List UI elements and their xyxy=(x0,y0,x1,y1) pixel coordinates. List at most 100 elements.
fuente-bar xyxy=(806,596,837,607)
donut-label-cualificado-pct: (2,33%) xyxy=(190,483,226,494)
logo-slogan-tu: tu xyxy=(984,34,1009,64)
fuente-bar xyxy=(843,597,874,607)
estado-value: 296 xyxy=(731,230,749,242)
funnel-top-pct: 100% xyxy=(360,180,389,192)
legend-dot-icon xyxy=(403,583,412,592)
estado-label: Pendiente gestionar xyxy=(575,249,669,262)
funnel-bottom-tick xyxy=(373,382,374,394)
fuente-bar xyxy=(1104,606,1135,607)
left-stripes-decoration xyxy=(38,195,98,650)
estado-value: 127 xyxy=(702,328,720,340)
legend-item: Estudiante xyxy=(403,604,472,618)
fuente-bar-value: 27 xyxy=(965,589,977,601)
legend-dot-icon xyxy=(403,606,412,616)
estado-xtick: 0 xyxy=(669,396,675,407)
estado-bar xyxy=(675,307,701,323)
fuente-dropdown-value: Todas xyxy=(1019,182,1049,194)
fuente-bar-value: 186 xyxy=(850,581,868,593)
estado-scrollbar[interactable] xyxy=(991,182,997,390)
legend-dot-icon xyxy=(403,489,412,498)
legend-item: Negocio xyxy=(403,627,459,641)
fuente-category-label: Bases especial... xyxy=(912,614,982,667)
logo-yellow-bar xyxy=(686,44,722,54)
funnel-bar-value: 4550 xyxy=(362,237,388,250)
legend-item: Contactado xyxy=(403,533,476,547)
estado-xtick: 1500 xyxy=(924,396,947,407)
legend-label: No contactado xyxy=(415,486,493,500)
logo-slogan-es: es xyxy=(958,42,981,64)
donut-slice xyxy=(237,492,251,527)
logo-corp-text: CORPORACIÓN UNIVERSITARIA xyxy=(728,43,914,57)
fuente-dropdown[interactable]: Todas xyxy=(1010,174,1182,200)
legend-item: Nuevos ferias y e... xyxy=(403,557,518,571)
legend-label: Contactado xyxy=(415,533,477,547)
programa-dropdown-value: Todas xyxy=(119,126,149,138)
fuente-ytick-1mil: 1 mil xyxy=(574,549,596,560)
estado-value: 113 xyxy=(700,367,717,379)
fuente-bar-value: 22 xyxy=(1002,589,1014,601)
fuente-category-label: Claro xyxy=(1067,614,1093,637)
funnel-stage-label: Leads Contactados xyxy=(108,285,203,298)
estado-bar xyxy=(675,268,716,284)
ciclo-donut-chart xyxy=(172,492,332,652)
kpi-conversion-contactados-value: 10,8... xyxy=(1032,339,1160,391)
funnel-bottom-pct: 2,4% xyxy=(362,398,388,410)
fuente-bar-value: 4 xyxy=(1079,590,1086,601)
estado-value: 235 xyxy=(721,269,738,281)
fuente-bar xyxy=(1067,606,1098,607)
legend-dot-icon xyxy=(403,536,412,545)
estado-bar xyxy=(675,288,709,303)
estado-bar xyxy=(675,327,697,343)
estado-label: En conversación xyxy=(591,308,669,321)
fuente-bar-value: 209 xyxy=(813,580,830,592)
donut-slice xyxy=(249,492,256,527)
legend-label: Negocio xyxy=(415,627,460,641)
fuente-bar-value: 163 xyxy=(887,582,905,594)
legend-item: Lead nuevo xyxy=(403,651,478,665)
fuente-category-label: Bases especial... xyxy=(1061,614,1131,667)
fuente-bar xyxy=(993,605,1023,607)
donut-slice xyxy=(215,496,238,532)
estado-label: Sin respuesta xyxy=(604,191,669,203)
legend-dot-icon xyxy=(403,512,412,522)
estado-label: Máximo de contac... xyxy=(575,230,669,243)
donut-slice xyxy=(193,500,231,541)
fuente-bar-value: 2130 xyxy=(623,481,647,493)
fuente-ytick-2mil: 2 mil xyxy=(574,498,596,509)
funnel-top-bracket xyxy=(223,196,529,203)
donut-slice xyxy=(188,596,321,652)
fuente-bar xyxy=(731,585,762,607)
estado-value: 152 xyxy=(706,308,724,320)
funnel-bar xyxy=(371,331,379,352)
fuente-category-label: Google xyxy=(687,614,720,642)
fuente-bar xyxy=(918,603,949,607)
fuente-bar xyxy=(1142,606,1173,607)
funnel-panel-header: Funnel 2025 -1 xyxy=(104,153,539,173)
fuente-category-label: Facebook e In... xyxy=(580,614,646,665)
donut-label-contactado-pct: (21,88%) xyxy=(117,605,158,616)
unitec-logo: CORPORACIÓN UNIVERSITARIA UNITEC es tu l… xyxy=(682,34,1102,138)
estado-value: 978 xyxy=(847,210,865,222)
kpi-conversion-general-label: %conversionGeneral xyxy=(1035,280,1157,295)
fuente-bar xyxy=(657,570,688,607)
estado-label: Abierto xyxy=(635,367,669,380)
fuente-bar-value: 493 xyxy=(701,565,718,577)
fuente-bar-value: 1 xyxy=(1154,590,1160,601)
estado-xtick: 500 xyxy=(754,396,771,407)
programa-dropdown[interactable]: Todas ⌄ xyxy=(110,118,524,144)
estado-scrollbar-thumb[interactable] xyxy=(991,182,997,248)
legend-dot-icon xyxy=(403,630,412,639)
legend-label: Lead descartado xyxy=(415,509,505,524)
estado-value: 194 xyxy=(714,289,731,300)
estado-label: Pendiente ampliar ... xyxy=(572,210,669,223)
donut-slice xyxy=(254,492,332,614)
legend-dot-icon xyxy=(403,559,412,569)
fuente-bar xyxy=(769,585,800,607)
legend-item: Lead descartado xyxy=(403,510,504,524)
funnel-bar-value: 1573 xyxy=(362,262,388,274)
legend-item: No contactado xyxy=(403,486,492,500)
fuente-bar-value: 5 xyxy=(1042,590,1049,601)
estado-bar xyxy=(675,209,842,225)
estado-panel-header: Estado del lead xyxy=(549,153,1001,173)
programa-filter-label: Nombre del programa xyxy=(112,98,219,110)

============

EXERCISE BRIEF |
Convert every line of the records above into a JSON list of strings, one string per line, leaving out any blank lines.

OUTPUT BELOW |
[
  "List UI elements and their xyxy=(x0,y0,x1,y1) pixel coordinates. List at most 100 elements.",
  "fuente-bar xyxy=(806,596,837,607)",
  "donut-label-cualificado-pct: (2,33%) xyxy=(190,483,226,494)",
  "logo-slogan-tu: tu xyxy=(984,34,1009,64)",
  "fuente-bar xyxy=(843,597,874,607)",
  "estado-value: 296 xyxy=(731,230,749,242)",
  "funnel-top-pct: 100% xyxy=(360,180,389,192)",
  "legend-dot-icon xyxy=(403,583,412,592)",
  "estado-label: Pendiente gestionar xyxy=(575,249,669,262)",
  "funnel-bottom-tick xyxy=(373,382,374,394)",
  "fuente-bar xyxy=(1104,606,1135,607)",
  "left-stripes-decoration xyxy=(38,195,98,650)",
  "estado-value: 127 xyxy=(702,328,720,340)",
  "legend-item: Estudiante xyxy=(403,604,472,618)",
  "fuente-bar-value: 27 xyxy=(965,589,977,601)",
  "legend-dot-icon xyxy=(403,606,412,616)",
  "estado-xtick: 0 xyxy=(669,396,675,407)",
  "estado-bar xyxy=(675,307,701,323)",
  "fuente-dropdown-value: Todas xyxy=(1019,182,1049,194)",
  "fuente-bar-value: 186 xyxy=(850,581,868,593)",
  "estado-scrollbar[interactable] xyxy=(991,182,997,390)",
  "legend-dot-icon xyxy=(403,489,412,498)",
  "legend-item: Negocio xyxy=(403,627,459,641)",
  "fuente-category-label: Bases especial... xyxy=(912,614,982,667)",
  "logo-yellow-bar xyxy=(686,44,722,54)",
  "funnel-bar-value: 4550 xyxy=(362,237,388,250)",
  "legend-item: Contactado xyxy=(403,533,476,547)",
  "estado-xtick: 1500 xyxy=(924,396,947,407)",
  "legend-label: No contactado xyxy=(415,486,493,500)",
  "logo-slogan-es: es xyxy=(958,42,981,64)",
  "donut-slice xyxy=(237,492,251,527)",
  "logo-corp-text: CORPORACIÓN UNIVERSITARIA xyxy=(728,43,914,57)",
  "fuente-dropdown[interactable]: Todas xyxy=(1010,174,1182,200)",
  "legend-item: Nuevos ferias y e... xyxy=(403,557,518,571)",
  "legend-label: Contactado xyxy=(415,533,477,547)",
  "programa-dropdown-value: Todas xyxy=(119,126,149,138)",
  "fuente-ytick-1mil: 1 mil xyxy=(574,549,596,560)",
  "estado-value: 113 xyxy=(700,367,717,379)",
  "fuente-bar-value: 22 xyxy=(1002,589,1014,601)",
  "fuente-category-label: Claro xyxy=(1067,614,1093,637)",
  "funnel-stage-label: Leads Contactados xyxy=(108,285,203,298)",
  "estado-bar xyxy=(675,268,716,284)",
  "ciclo-donut-chart xyxy=(172,492,332,652)",
  "kpi-conversion-contactados-value: 10,8... xyxy=(1032,339,1160,391)",
  "funnel-bottom-pct: 2,4% xyxy=(362,398,388,410)",
  "fuente-bar-value: 4 xyxy=(1079,590,1086,601)",
  "estado-value: 235 xyxy=(721,269,738,281)",
  "fuente-bar xyxy=(1067,606,1098,607)",
  "legend-dot-icon xyxy=(403,536,412,545)",
  "estado-bar xyxy=(675,288,709,303)",
  "estado-bar xyxy=(675,327,697,343)",
  "estado-label: En conversación xyxy=(591,308,669,321)",
  "fuente-bar-value: 209 xyxy=(813,580,830,592)",
  "donut-slice xyxy=(249,492,256,527)",
  "legend-label: Negocio xyxy=(415,627,460,641)",
  "fuente-bar-value: 163 xyxy=(887,582,905,594)",
  "legend-item: Lead nuevo xyxy=(403,651,478,665)",
  "fuente-category-label: Bases especial... xyxy=(1061,614,1131,667)",
  "fuente-bar xyxy=(993,605,1023,607)",
  "donut-slice xyxy=(215,496,238,532)",
  "estado-label: Sin respuesta xyxy=(604,191,669,203)",
  "legend-dot-icon xyxy=(403,512,412,522)",
  "estado-label: Máximo de contac... xyxy=(575,230,669,243)",
  "donut-slice xyxy=(193,500,231,541)",
  "fuente-bar-value: 2130 xyxy=(623,481,647,493)",
  "fuente-ytick-2mil: 2 mil xyxy=(574,498,596,509)",
  "funnel-top-bracket xyxy=(223,196,529,203)",
  "donut-slice xyxy=(188,596,321,652)",
  "fuente-bar xyxy=(731,585,762,607)",
  "estado-value: 152 xyxy=(706,308,724,320)",
  "funnel-bar xyxy=(371,331,379,352)",
  "fuente-category-label: Google xyxy=(687,614,720,642)",
  "fuente-bar xyxy=(918,603,949,607)",
  "fuente-bar xyxy=(1142,606,1173,607)",
  "funnel-panel-header: Funnel 2025 -1 xyxy=(104,153,539,173)",
  "fuente-category-label: Facebook e In... xyxy=(580,614,646,665)",
  "donut-label-contactado-pct: (21,88%) xyxy=(117,605,158,616)",
  "unitec-logo: CORPORACIÓN UNIVERSITARIA UNITEC es tu l… xyxy=(682,34,1102,138)",
  "estado-value: 978 xyxy=(847,210,865,222)",
  "kpi-conversion-general-label: %conversionGeneral xyxy=(1035,280,1157,295)",
  "fuente-bar xyxy=(657,570,688,607)",
  "estado-label: Abierto xyxy=(635,367,669,380)",
  "fuente-bar-value: 493 xyxy=(701,565,718,577)",
  "fuente-bar-value: 1 xyxy=(1154,590,1160,601)",
  "estado-xtick: 500 xyxy=(754,396,771,407)",
  "programa-dropdown[interactable]: Todas ⌄ xyxy=(110,118,524,144)",
  "estado-scrollbar-thumb[interactable] xyxy=(991,182,997,248)",
  "legend-dot-icon xyxy=(403,630,412,639)",
  "legend-label: Lead descartado xyxy=(415,509,505,524)",
  "estado-value: 194 xyxy=(714,289,731,300)",
  "estado-label: Pendiente ampliar ... xyxy=(572,210,669,223)",
  "donut-slice xyxy=(254,492,332,614)",
  "legend-dot-icon xyxy=(403,559,412,569)",
  "fuente-bar xyxy=(769,585,800,607)",
  "legend-item: Lead descartado xyxy=(403,510,504,524)",
  "funnel-bar-value: 1573 xyxy=(362,262,388,274)",
  "legend-item: No contactado xyxy=(403,486,492,500)",
  "fuente-bar-value: 5 xyxy=(1042,590,1049,601)",
  "estado-bar xyxy=(675,209,842,225)",
  "estado-panel-header: Estado del lead xyxy=(549,153,1001,173)",
  "programa-filter-label: Nombre del programa xyxy=(112,98,219,110)"
]